
  5. To pick up on Gianna’s point, I think what we can say definitively is that the current strategy utilized by Mexico, the United States, and the collective international community in combating drug-related violence is not working. How could it be if the cartels are able to commit such heinous acts as the September 20th massacre? This then begs the question: what should we do to fix the problem? I am by no means qualified to answer this question, but I do believe there needs to be a drastic overhaul of strategy. These cartels are way too powerful, and act with complete disregard for domestic and international law. I believe all serious suggestions (including the legalization of illicit drugs) are at least worth listening to as drug-related violence has reached an untenable level.

  6. I do not think that the demand of drugs within the US could be considered the main cause of the violence by drug cartels abroad. While it is true that there is a demand for drugs within the US, high demand for drugs already exists within the country where such drug violence already exists. What is the violence about? Where does it stem from?

····················

▸ Assignment
Using the comments on drug cartel violence, state for each of the following whether it agrees with the text, answering yes or no and quoting the words that decide it. 1. The first comment holds that the current strategy against drug-related violence is failing. 2. The first comment dismisses the legalization of illicit drugs as a suggestion unworthy of attention. 3. The second comment regards drug demand within the US as the main cause of cartel violence abroad.

····················

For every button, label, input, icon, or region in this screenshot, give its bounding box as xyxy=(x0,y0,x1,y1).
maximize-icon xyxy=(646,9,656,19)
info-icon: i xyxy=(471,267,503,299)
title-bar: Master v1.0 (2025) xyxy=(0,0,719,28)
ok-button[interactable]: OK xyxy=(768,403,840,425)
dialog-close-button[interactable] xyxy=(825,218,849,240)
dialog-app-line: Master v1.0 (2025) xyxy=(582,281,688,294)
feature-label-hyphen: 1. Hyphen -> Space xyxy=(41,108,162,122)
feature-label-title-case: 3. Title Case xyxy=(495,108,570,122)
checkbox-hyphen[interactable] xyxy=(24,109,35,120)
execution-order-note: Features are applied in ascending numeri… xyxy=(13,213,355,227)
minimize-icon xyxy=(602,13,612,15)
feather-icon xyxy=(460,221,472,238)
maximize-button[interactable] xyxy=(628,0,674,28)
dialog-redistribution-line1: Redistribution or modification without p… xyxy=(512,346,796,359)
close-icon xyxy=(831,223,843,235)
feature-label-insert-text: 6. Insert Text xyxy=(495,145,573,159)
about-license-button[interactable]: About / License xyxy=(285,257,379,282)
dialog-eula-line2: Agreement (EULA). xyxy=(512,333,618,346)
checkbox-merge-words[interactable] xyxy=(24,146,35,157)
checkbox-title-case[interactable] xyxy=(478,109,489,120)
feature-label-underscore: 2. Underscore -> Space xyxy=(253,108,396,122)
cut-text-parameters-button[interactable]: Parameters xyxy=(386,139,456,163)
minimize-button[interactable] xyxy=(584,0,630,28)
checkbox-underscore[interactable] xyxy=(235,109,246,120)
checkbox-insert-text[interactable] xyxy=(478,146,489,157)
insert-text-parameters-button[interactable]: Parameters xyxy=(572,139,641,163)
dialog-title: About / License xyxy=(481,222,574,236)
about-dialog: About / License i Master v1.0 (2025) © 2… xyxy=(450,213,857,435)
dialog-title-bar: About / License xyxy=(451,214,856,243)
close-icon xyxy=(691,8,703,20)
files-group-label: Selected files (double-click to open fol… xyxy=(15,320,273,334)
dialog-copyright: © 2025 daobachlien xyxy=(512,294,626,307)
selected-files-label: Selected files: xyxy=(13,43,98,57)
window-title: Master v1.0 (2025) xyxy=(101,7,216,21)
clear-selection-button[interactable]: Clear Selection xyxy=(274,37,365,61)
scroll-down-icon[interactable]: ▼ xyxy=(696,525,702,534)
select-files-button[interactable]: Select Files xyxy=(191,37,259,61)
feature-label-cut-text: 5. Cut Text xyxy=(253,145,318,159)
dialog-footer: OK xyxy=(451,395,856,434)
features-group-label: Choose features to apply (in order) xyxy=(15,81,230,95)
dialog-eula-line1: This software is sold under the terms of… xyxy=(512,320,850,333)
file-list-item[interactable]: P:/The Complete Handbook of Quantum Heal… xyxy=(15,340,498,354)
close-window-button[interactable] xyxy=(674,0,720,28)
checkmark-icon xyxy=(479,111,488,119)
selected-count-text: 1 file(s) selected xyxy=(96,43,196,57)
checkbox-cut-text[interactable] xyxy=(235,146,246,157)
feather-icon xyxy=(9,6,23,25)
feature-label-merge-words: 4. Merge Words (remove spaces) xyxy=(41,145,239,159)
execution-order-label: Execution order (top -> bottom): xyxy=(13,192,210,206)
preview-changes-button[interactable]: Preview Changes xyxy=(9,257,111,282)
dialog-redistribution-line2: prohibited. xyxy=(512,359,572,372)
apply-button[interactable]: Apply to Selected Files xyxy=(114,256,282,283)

····················

▸ Problem solution
1. Yes: "the current strategy utilized by Mexico, the United States, and the collective international community in combating drug-related violence is not working"
2. No: "I believe all serious suggestions (including the legalization of illicit drugs) are at least worth listening to"
3. No: "I do not think that the demand of drugs within the US could be considered the main cause of the violence by drug cartels abroad."